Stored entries
▶
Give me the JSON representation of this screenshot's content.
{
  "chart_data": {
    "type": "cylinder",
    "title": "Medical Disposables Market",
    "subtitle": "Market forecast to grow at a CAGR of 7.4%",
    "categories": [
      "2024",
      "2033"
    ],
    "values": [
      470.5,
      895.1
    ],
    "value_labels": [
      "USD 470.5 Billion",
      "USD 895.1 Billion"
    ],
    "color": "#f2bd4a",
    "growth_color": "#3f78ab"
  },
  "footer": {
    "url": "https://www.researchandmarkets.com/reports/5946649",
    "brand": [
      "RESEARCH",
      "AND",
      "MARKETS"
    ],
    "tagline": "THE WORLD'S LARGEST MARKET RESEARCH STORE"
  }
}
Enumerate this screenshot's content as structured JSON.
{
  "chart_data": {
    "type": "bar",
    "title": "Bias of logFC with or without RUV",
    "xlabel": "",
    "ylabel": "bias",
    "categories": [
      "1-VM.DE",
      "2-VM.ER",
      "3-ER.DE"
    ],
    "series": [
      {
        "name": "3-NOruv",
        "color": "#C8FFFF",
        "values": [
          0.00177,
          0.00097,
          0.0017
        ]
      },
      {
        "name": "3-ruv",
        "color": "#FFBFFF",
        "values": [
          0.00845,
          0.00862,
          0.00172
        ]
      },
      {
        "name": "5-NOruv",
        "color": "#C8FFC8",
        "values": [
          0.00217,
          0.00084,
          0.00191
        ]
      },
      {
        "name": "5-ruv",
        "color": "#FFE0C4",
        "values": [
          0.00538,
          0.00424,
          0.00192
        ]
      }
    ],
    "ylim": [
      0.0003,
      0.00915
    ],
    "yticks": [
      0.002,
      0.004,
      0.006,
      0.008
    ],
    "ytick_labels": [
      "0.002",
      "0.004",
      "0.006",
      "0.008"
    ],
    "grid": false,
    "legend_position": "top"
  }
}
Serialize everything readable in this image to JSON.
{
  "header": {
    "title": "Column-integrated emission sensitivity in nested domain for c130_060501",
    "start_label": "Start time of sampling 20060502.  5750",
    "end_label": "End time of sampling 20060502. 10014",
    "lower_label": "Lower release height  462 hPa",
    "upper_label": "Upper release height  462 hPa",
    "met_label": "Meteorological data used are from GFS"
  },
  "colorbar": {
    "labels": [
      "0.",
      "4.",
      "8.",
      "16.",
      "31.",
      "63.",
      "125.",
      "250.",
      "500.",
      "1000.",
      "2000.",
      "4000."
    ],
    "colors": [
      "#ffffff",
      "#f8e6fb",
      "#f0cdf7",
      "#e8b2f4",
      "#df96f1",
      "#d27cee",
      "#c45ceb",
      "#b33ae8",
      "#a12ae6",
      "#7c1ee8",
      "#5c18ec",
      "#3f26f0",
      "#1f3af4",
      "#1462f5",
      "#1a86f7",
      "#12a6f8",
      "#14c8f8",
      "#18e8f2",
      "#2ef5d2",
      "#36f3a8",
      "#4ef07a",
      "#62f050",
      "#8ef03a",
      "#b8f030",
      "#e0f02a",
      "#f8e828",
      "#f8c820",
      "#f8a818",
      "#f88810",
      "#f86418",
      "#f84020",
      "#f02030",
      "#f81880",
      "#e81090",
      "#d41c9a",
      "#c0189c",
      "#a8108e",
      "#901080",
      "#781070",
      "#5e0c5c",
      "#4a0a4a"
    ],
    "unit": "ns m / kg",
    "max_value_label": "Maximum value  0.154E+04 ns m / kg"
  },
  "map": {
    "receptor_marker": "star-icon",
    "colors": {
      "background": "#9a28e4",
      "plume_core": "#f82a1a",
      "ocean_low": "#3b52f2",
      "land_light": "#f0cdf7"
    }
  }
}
◀
**WORK TO COMPLETE**
Restate the data above exactly, keeping each word as it stands.

**SOLUTION TO THE EXERCISE**
Give me the JSON representation of this screenshot's content.
{
  "chart_data": {
    "type": "cylinder",
    "title": "Medical Disposables Market",
    "subtitle": "Market forecast to grow at a CAGR of 7.4%",
    "categories": [
      "2024",
      "2033"
    ],
    "values": [
      470.5,
      895.1
    ],
    "value_labels": [
      "USD 470.5 Billion",
      "USD 895.1 Billion"
    ],
    "color": "#f2bd4a",
    "growth_color": "#3f78ab"
  },
  "footer": {
    "url": "https://www.researchandmarkets.com/reports/5946649",
    "brand": [
      "RESEARCH",
      "AND",
      "MARKETS"
    ],
    "tagline": "THE WORLD'S LARGEST MARKET RESEARCH STORE"
  }
}
Enumerate this screenshot's content as structured JSON.
{
  "chart_data": {
    "type": "bar",
    "title": "Bias of logFC with or without RUV",
    "xlabel": "",
    "ylabel": "bias",
    "categories": [
      "1-VM.DE",
      "2-VM.ER",
      "3-ER.DE"
    ],
    "series": [
      {
        "name": "3-NOruv",
        "color": "#C8FFFF",
        "values": [
          0.00177,
          0.00097,
          0.0017
        ]
      },
      {
        "name": "3-ruv",
        "color": "#FFBFFF",
        "values": [
          0.00845,
          0.00862,
          0.00172
        ]
      },
      {
        "name": "5-NOruv",
        "color": "#C8FFC8",
        "values": [
          0.00217,
          0.00084,
          0.00191
        ]
      },
      {
        "name": "5-ruv",
        "color": "#FFE0C4",
        "values": [
          0.00538,
          0.00424,
          0.00192
        ]
      }
    ],
    "ylim": [
      0.0003,
      0.00915
    ],
    "yticks": [
      0.002,
      0.004,
      0.006,
      0.008
    ],
    "ytick_labels": [
      "0.002",
      "0.004",
      "0.006",
      "0.008"
    ],
    "grid": false,
    "legend_position": "top"
  }
}
Serialize everything readable in this image to JSON.
{
  "header": {
    "title": "Column-integrated emission sensitivity in nested domain for c130_060501",
    "start_label": "Start time of sampling 20060502.  5750",
    "end_label": "End time of sampling 20060502. 10014",
    "lower_label": "Lower release height  462 hPa",
    "upper_label": "Upper release height  462 hPa",
    "met_label": "Meteorological data used are from GFS"
  },
  "colorbar": {
    "labels": [
      "0.",
      "4.",
      "8.",
      "16.",
      "31.",
      "63.",
      "125.",
      "250.",
      "500.",
      "1000.",
      "2000.",
      "4000."
    ],
    "colors": [
      "#ffffff",
      "#f8e6fb",
      "#f0cdf7",
      "#e8b2f4",
      "#df96f1",
      "#d27cee",
      "#c45ceb",
      "#b33ae8",
      "#a12ae6",
      "#7c1ee8",
      "#5c18ec",
      "#3f26f0",
      "#1f3af4",
      "#1462f5",
      "#1a86f7",
      "#12a6f8",
      "#14c8f8",
      "#18e8f2",
      "#2ef5d2",
      "#36f3a8",
      "#4ef07a",
      "#62f050",
      "#8ef03a",
      "#b8f030",
      "#e0f02a",
      "#f8e828",
      "#f8c820",
      "#f8a818",
      "#f88810",
      "#f86418",
      "#f84020",
      "#f02030",
      "#f81880",
      "#e81090",
      "#d41c9a",
      "#c0189c",
      "#a8108e",
      "#901080",
      "#781070",
      "#5e0c5c",
      "#4a0a4a"
    ],
    "unit": "ns m / kg",
    "max_value_label": "Maximum value  0.154E+04 ns m / kg"
  },
  "map": {
    "receptor_marker": "star-icon",
    "colors": {
      "background": "#9a28e4",
      "plume_core": "#f82a1a",
      "ocean_low": "#3b52f2",
      "land_light": "#f0cdf7"
    }
  }
}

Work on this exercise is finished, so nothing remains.